◆ **Page**:
* Begin *

A remarkably beautiful feature debut by Celine Song, Past Lives is not really a romantic tale, but a nuanced exploration of connections, distance, and time, telling the story of a childhood romance and its players reuniting after years apart. It's a love triangle with equally perfect corners, with a perfect beginning (the trio sitting at a bar, described by unseen others) and a perfect, unspoken ending.

3. Priscilla

Sofia Coppola's delicate, humane film is the flip side of last year's flashy Elvis, telling the story of Elvis's partner Priscilla (Cailee Spaeny), made to stay behind, forbidden to express herself, and forced to pass the unbearable hours alone. Unlike a normal biopic that merely tells what happened, Coppola imagines what it all must have felt like.

4. Fallen Leaves

One of the great masters of deadpan, Finnish filmmaker Aki Kaurismäki has been around for decades, yet has never achieved magic quite like this oddball tale of two would-be romantic partners whose coupling is derailed by several ridiculous roadblocks, as if the universe itself were a stoic prankster.

5. Menus-Plaisirs — Les Troigros

Legendary documentary filmmaker Frederick Wiseman, 93 as of this writing, gifts us one of his most dynamic films, a magnificent, four-hour food movie about a family of famous French chefs, but it's also an exploration of the best (and pettiest) of human behaviors.

* End *

◆ **Data section**:
* Begin *

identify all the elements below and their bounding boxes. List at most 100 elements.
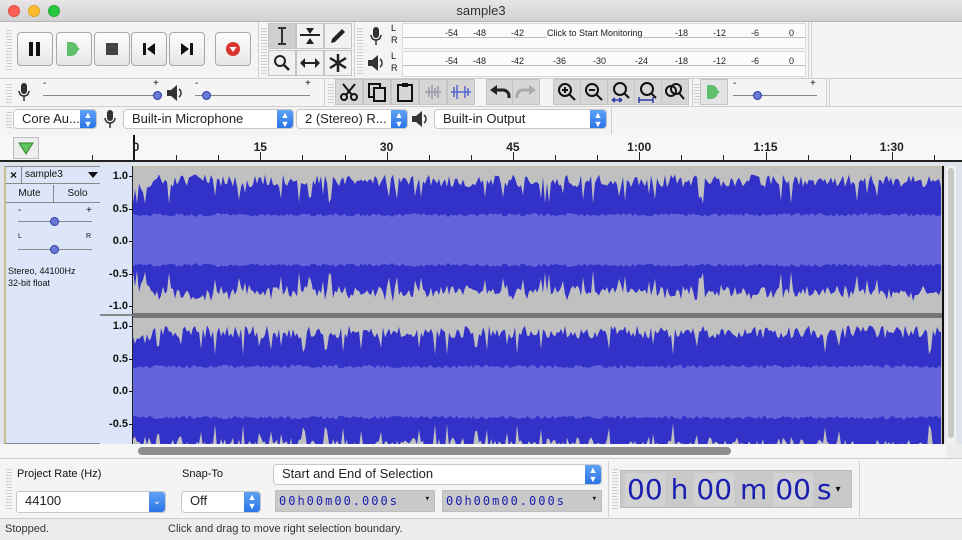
playback-volume-slider[interactable]: - + xyxy=(192,78,317,104)
vertical-ruler: 1.0 0.5 0.0 -0.5 -1.0 1.0 0.5 0.0 -0.5 xyxy=(100,166,133,444)
transport-toolbar-grip[interactable] xyxy=(6,28,12,70)
device-toolbar-grip[interactable] xyxy=(6,110,12,130)
mute-button[interactable]: Mute xyxy=(6,185,54,202)
trim-audio-button[interactable] xyxy=(419,79,447,105)
meter-tick-label: -12 xyxy=(713,28,727,38)
meter-tick-label: -48 xyxy=(473,28,487,38)
zoom-toggle-button[interactable] xyxy=(661,79,689,105)
minimize-window-button[interactable] xyxy=(28,5,40,17)
triangle-down-icon[interactable]: ▾ xyxy=(836,484,841,495)
zoom-out-button[interactable] xyxy=(580,79,608,105)
play-at-speed-button[interactable] xyxy=(700,79,728,105)
skip-to-start-button[interactable] xyxy=(131,32,167,66)
play-button[interactable] xyxy=(56,32,92,66)
start-monitoring-prompt[interactable]: Click to Start Monitoring xyxy=(547,28,643,38)
slider-knob[interactable] xyxy=(753,91,763,100)
ruler-tick xyxy=(344,155,346,160)
ruler-tick xyxy=(302,155,304,160)
skip-to-end-button[interactable] xyxy=(169,32,205,66)
ruler-tick xyxy=(849,155,851,160)
fit-selection-button[interactable] xyxy=(607,79,635,105)
project-rate-select[interactable]: 44100 ⌄ xyxy=(16,491,166,513)
ruler-tick xyxy=(597,155,599,160)
timeline-ruler[interactable]: 0 15 30 45 1:00 1:15 1:30 xyxy=(0,135,962,162)
horizontal-scrollbar[interactable] xyxy=(133,444,946,458)
tools-toolbar-grip[interactable] xyxy=(261,26,267,74)
waveform[interactable] xyxy=(133,167,942,444)
slider-knob[interactable] xyxy=(201,91,211,100)
mixer-toolbar-grip[interactable] xyxy=(6,82,12,104)
ruler-tick xyxy=(470,155,472,160)
copy-button[interactable] xyxy=(363,79,391,105)
triangle-down-icon[interactable]: ▾ xyxy=(425,489,432,509)
slider-max-label: + xyxy=(810,78,816,89)
amplitude-label: 1.0 xyxy=(112,170,128,182)
playback-meter[interactable]: -54 -48 -42 -36 -30 -24 -18 -12 -6 0 xyxy=(402,51,806,77)
timeline-options-button[interactable] xyxy=(13,137,39,159)
selection-mode-select[interactable]: Start and End of Selection ▲ ▼ xyxy=(273,464,602,485)
waveform-rms xyxy=(133,213,941,267)
draw-tool[interactable] xyxy=(324,23,352,49)
slider-knob[interactable] xyxy=(50,245,59,254)
close-track-button[interactable]: × xyxy=(6,167,22,183)
zoom-toggle-icon xyxy=(665,83,685,100)
stop-button[interactable] xyxy=(94,32,130,66)
undo-button[interactable] xyxy=(486,79,514,105)
window-title: sample3 xyxy=(456,3,506,18)
record-meter-button[interactable] xyxy=(364,24,388,48)
record-button[interactable] xyxy=(215,32,251,66)
close-window-button[interactable] xyxy=(8,5,20,17)
vertical-scrollbar[interactable] xyxy=(946,166,956,444)
paste-button[interactable] xyxy=(391,79,419,105)
redo-button[interactable] xyxy=(512,79,540,105)
zoom-window-button[interactable] xyxy=(48,5,60,17)
selection-tool[interactable] xyxy=(268,23,296,49)
pan-slider[interactable]: L R xyxy=(16,233,96,255)
audio-host-select[interactable]: Core Au... ▲ ▼ xyxy=(13,109,97,129)
record-volume-slider[interactable]: - + xyxy=(40,78,165,104)
time-shift-tool[interactable] xyxy=(296,50,324,76)
solo-button[interactable]: Solo xyxy=(54,185,101,202)
vertical-scrollbar-thumb[interactable] xyxy=(948,168,954,438)
ruler-tick xyxy=(765,152,767,160)
playback-device-select[interactable]: Built-in Output ▲ ▼ xyxy=(434,109,607,129)
envelope-tool[interactable] xyxy=(296,23,324,49)
double-arrow-icon xyxy=(300,58,320,68)
playback-meter-channel-l: L xyxy=(391,51,397,61)
playback-meter-button[interactable] xyxy=(364,51,388,75)
edit-toolbar-grip[interactable] xyxy=(328,82,334,104)
zoom-in-button[interactable] xyxy=(553,79,581,105)
meter-tick-label: -30 xyxy=(593,56,607,66)
meter-toolbar-grip[interactable] xyxy=(357,26,363,74)
triangle-down-icon[interactable]: ▾ xyxy=(592,489,599,509)
pause-button[interactable] xyxy=(17,32,53,66)
audio-position-time[interactable]: 00 h 00 m 00 s ▾ xyxy=(620,470,852,508)
record-icon xyxy=(226,42,240,56)
title-bar: sample3 xyxy=(0,0,962,22)
play-speed-slider[interactable]: - + xyxy=(730,78,822,104)
silence-audio-button[interactable] xyxy=(447,79,475,105)
amplitude-label: -1.0 xyxy=(109,300,128,312)
gain-slider[interactable]: - + xyxy=(16,205,96,227)
ruler-tick xyxy=(512,152,514,160)
multi-tool[interactable] xyxy=(324,50,352,76)
recording-device-select[interactable]: Built-in Microphone ▲ ▼ xyxy=(123,109,294,129)
slider-knob[interactable] xyxy=(50,217,59,226)
cut-button[interactable] xyxy=(335,79,363,105)
record-meter[interactable]: -54 -48 -42 -18 -12 -6 0 Click to Start Monitor… xyxy=(402,23,806,49)
slider-min-label: - xyxy=(733,78,737,89)
recording-channels-select[interactable]: 2 (Stereo) R... ▲ ▼ xyxy=(296,109,408,129)
zoom-tool[interactable] xyxy=(268,50,296,76)
horizontal-scrollbar-thumb[interactable] xyxy=(138,447,731,455)
channel-divider[interactable] xyxy=(133,313,942,318)
snap-to-select[interactable]: Off ▲ ▼ xyxy=(181,491,261,513)
selection-end-time[interactable]: 00h00m00.000s ▾ xyxy=(442,490,602,512)
ruler-tick xyxy=(386,152,388,160)
audio-position-toolbar-grip[interactable] xyxy=(612,467,618,511)
slider-knob[interactable] xyxy=(153,91,162,100)
selection-start-time[interactable]: 00h00m00.000s ▾ xyxy=(275,490,435,512)
selection-toolbar-grip[interactable] xyxy=(6,467,12,511)
fit-project-button[interactable] xyxy=(634,79,662,105)
copy-icon xyxy=(368,83,386,102)
track-name-menu[interactable]: sample3 xyxy=(22,167,101,183)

* End *

◆ **What is asked**:
[a] Summarize the film list in two sentences.
[b] Copy out a stretch of the film list, starting at the words "Sofia Coppola's delicate, humane" and ending after "have felt like.".

◆ **Exercise responses**:
[a] The film list praises Celine Song's debut Past Lives as a nuanced exploration of connections, distance, and time through a childhood romance reunited after years apart, and Sofia Coppola's Priscilla for imagining what life felt like for Elvis's partner. It also commends Aki Kaurismäki's deadpan romance Fallen Leaves and Frederick Wiseman's four-hour documentary Menus-Plaisirs — Les Troigros, about a family of famous French chefs.

[b]
Sofia Coppola's delicate, humane film is the flip side of last year's flashy Elvis, telling the story of Elvis's partner Priscilla (Cailee Spaeny), made to stay behind, forbidden to express herself, and forced to pass the unbearable hours alone. Unlike a normal biopic that merely tells what happened, Coppola imagines what it all must have felt like.